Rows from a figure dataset
** START **

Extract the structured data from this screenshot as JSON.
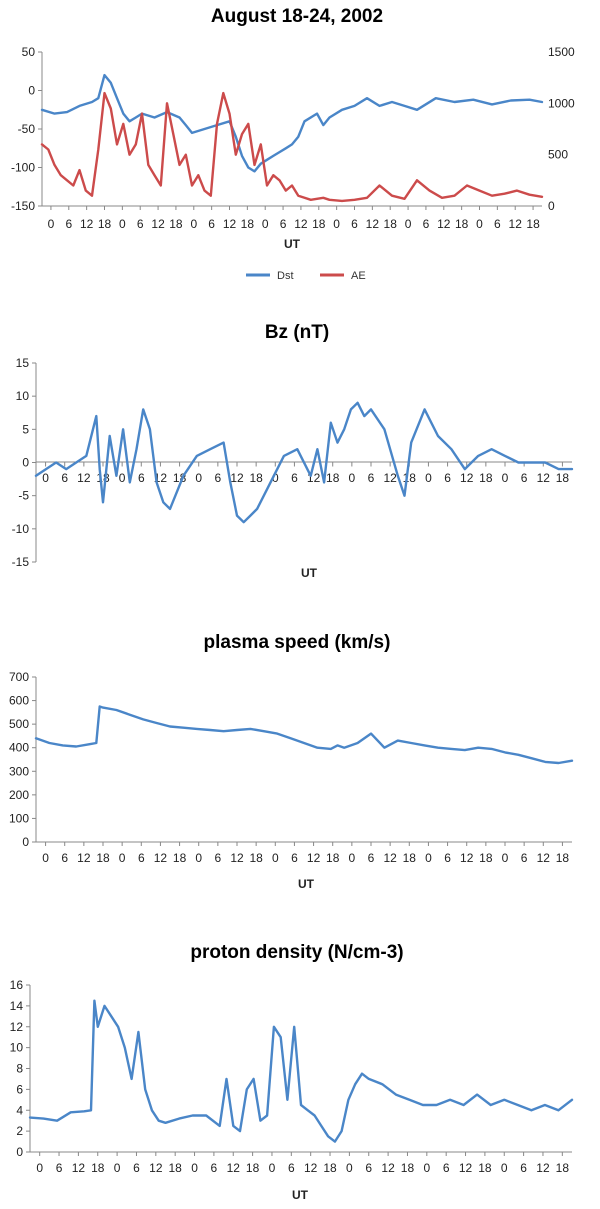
{
  "page": {
    "colors": {
      "dst": "#4a86c8",
      "ae": "#cc4b4b",
      "axis": "#888888"
    }
  },
  "chart_data": [
    {
      "id": "dst-ae",
      "type": "line",
      "title": "August 18-24, 2002",
      "xlabel": "UT",
      "ylabel": "",
      "xlim": [
        0,
        160
      ],
      "ylim": [
        -150,
        50
      ],
      "y2lim": [
        0,
        1500
      ],
      "yticks": [
        50,
        0,
        -50,
        -100,
        -150
      ],
      "y2ticks": [
        1500,
        1000,
        500,
        0
      ],
      "xtick_labels": [
        "0",
        "6",
        "12",
        "18",
        "0",
        "6",
        "12",
        "18",
        "0",
        "6",
        "12",
        "18",
        "0",
        "6",
        "12",
        "18",
        "0",
        "6",
        "12",
        "18",
        "0",
        "6",
        "12",
        "18",
        "0",
        "6",
        "12",
        "18"
      ],
      "legend": {
        "position": "bottom",
        "entries": [
          "Dst",
          "AE"
        ]
      },
      "series": [
        {
          "name": "Dst",
          "axis": "left",
          "color": "#4a86c8",
          "x": [
            0,
            4,
            8,
            12,
            16,
            18,
            20,
            22,
            24,
            26,
            28,
            30,
            32,
            36,
            40,
            44,
            46,
            48,
            52,
            56,
            60,
            62,
            64,
            66,
            68,
            70,
            72,
            74,
            76,
            78,
            80,
            82,
            84,
            88,
            90,
            92,
            96,
            100,
            104,
            108,
            112,
            116,
            120,
            126,
            132,
            138,
            144,
            150,
            156,
            160
          ],
          "values": [
            -25,
            -30,
            -28,
            -20,
            -15,
            -10,
            20,
            10,
            -10,
            -30,
            -40,
            -35,
            -30,
            -35,
            -28,
            -35,
            -45,
            -55,
            -50,
            -45,
            -40,
            -60,
            -85,
            -100,
            -105,
            -95,
            -90,
            -85,
            -80,
            -75,
            -70,
            -60,
            -40,
            -30,
            -45,
            -35,
            -25,
            -20,
            -10,
            -20,
            -15,
            -20,
            -25,
            -10,
            -15,
            -12,
            -18,
            -13,
            -12,
            -15
          ]
        },
        {
          "name": "AE",
          "axis": "right",
          "color": "#cc4b4b",
          "x": [
            0,
            2,
            4,
            6,
            8,
            10,
            12,
            14,
            16,
            18,
            20,
            22,
            24,
            26,
            28,
            30,
            32,
            34,
            36,
            38,
            40,
            42,
            44,
            46,
            48,
            50,
            52,
            54,
            56,
            58,
            60,
            62,
            64,
            66,
            68,
            70,
            72,
            74,
            76,
            78,
            80,
            82,
            84,
            86,
            88,
            90,
            92,
            96,
            100,
            104,
            108,
            112,
            116,
            120,
            124,
            128,
            132,
            136,
            140,
            144,
            148,
            152,
            156,
            160
          ],
          "values": [
            600,
            550,
            400,
            300,
            250,
            200,
            350,
            150,
            100,
            550,
            1100,
            950,
            600,
            800,
            500,
            600,
            900,
            400,
            300,
            200,
            1000,
            700,
            400,
            500,
            200,
            300,
            150,
            100,
            800,
            1100,
            900,
            500,
            700,
            800,
            400,
            600,
            200,
            300,
            250,
            150,
            200,
            100,
            80,
            60,
            70,
            80,
            60,
            50,
            60,
            80,
            200,
            100,
            70,
            250,
            150,
            80,
            100,
            200,
            150,
            100,
            120,
            150,
            110,
            90
          ]
        }
      ]
    },
    {
      "id": "bz",
      "type": "line",
      "title": "Bz (nT)",
      "xlabel": "UT",
      "ylabel": "",
      "xlim": [
        0,
        160
      ],
      "ylim": [
        -15,
        15
      ],
      "yticks": [
        15,
        10,
        5,
        0,
        -5,
        -10,
        -15
      ],
      "xtick_labels": [
        "0",
        "6",
        "12",
        "18",
        "0",
        "6",
        "12",
        "18",
        "0",
        "6",
        "12",
        "18",
        "0",
        "6",
        "12",
        "18",
        "0",
        "6",
        "12",
        "18",
        "0",
        "6",
        "12",
        "18",
        "0",
        "6",
        "12",
        "18"
      ],
      "series": [
        {
          "name": "",
          "color": "#4a86c8",
          "x": [
            0,
            3,
            6,
            9,
            12,
            15,
            18,
            19,
            20,
            22,
            24,
            26,
            28,
            30,
            32,
            34,
            36,
            38,
            40,
            44,
            48,
            52,
            56,
            58,
            60,
            62,
            64,
            66,
            70,
            74,
            78,
            82,
            84,
            86,
            88,
            90,
            92,
            94,
            96,
            98,
            100,
            104,
            108,
            110,
            112,
            116,
            120,
            124,
            128,
            132,
            136,
            140,
            144,
            148,
            152,
            156,
            160
          ],
          "values": [
            -2,
            -1,
            0,
            -1,
            0,
            1,
            7,
            -1,
            -6,
            4,
            -2,
            5,
            -3,
            2,
            8,
            5,
            -3,
            -6,
            -7,
            -2,
            1,
            2,
            3,
            -3,
            -8,
            -9,
            -8,
            -7,
            -3,
            1,
            2,
            -2,
            2,
            -3,
            6,
            3,
            5,
            8,
            9,
            7,
            8,
            5,
            -2,
            -5,
            3,
            8,
            4,
            2,
            -1,
            1,
            2,
            1,
            0,
            0,
            0,
            -1,
            -1
          ]
        }
      ]
    },
    {
      "id": "speed",
      "type": "line",
      "title": "plasma speed (km/s)",
      "xlabel": "UT",
      "ylabel": "",
      "xlim": [
        0,
        160
      ],
      "ylim": [
        0,
        700
      ],
      "yticks": [
        700,
        600,
        500,
        400,
        300,
        200,
        100,
        0
      ],
      "xtick_labels": [
        "0",
        "6",
        "12",
        "18",
        "0",
        "6",
        "12",
        "18",
        "0",
        "6",
        "12",
        "18",
        "0",
        "6",
        "12",
        "18",
        "0",
        "6",
        "12",
        "18",
        "0",
        "6",
        "12",
        "18",
        "0",
        "6",
        "12",
        "18"
      ],
      "series": [
        {
          "name": "",
          "color": "#4a86c8",
          "x": [
            0,
            4,
            8,
            12,
            16,
            18,
            19,
            20,
            24,
            28,
            32,
            36,
            40,
            44,
            48,
            52,
            56,
            60,
            64,
            68,
            72,
            76,
            80,
            84,
            88,
            90,
            92,
            96,
            100,
            104,
            108,
            112,
            116,
            120,
            124,
            128,
            132,
            136,
            140,
            144,
            148,
            152,
            156,
            160
          ],
          "values": [
            440,
            420,
            410,
            405,
            415,
            420,
            575,
            570,
            560,
            540,
            520,
            505,
            490,
            485,
            480,
            475,
            470,
            475,
            480,
            470,
            460,
            440,
            420,
            400,
            395,
            410,
            400,
            420,
            460,
            400,
            430,
            420,
            410,
            400,
            395,
            390,
            400,
            395,
            380,
            370,
            355,
            340,
            335,
            345
          ]
        }
      ]
    },
    {
      "id": "density",
      "type": "line",
      "title": "proton density (N/cm-3)",
      "xlabel": "UT",
      "ylabel": "",
      "xlim": [
        0,
        160
      ],
      "ylim": [
        0,
        16
      ],
      "yticks": [
        16,
        14,
        12,
        10,
        8,
        6,
        4,
        2,
        0
      ],
      "xtick_labels": [
        "0",
        "6",
        "12",
        "18",
        "0",
        "6",
        "12",
        "18",
        "0",
        "6",
        "12",
        "18",
        "0",
        "6",
        "12",
        "18",
        "0",
        "6",
        "12",
        "18",
        "0",
        "6",
        "12",
        "18",
        "0",
        "6",
        "12",
        "18"
      ],
      "series": [
        {
          "name": "",
          "color": "#4a86c8",
          "x": [
            0,
            4,
            8,
            12,
            16,
            18,
            19,
            20,
            22,
            24,
            26,
            28,
            30,
            32,
            34,
            36,
            38,
            40,
            44,
            48,
            52,
            56,
            58,
            60,
            62,
            64,
            66,
            68,
            70,
            72,
            74,
            76,
            78,
            80,
            82,
            84,
            86,
            88,
            90,
            92,
            94,
            96,
            98,
            100,
            104,
            108,
            112,
            116,
            120,
            124,
            128,
            132,
            136,
            140,
            144,
            148,
            152,
            156,
            160
          ],
          "values": [
            3.3,
            3.2,
            3.0,
            3.8,
            3.9,
            4.0,
            14.5,
            12.0,
            14.0,
            13.0,
            12.0,
            10.0,
            7.0,
            11.5,
            6.0,
            4.0,
            3.0,
            2.8,
            3.2,
            3.5,
            3.5,
            2.5,
            7.0,
            2.5,
            2.0,
            6.0,
            7.0,
            3.0,
            3.5,
            12.0,
            11.0,
            5.0,
            12.0,
            4.5,
            4.0,
            3.5,
            2.5,
            1.5,
            1.0,
            2.0,
            5.0,
            6.5,
            7.5,
            7.0,
            6.5,
            5.5,
            5.0,
            4.5,
            4.5,
            5.0,
            4.5,
            5.5,
            4.5,
            5.0,
            4.5,
            4.0,
            4.5,
            4.0,
            5.0
          ]
        }
      ]
    }
  ]
}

** END **

## REQUIRED WORK
Collect the complete line wherever the string "title" appears in the records.

## THE SOLUTION
      "title": "August 18-24, 2002",
      "title": "Bz (nT)",
      "title": "plasma speed (km/s)",
      "title": "proton density (N/cm-3)",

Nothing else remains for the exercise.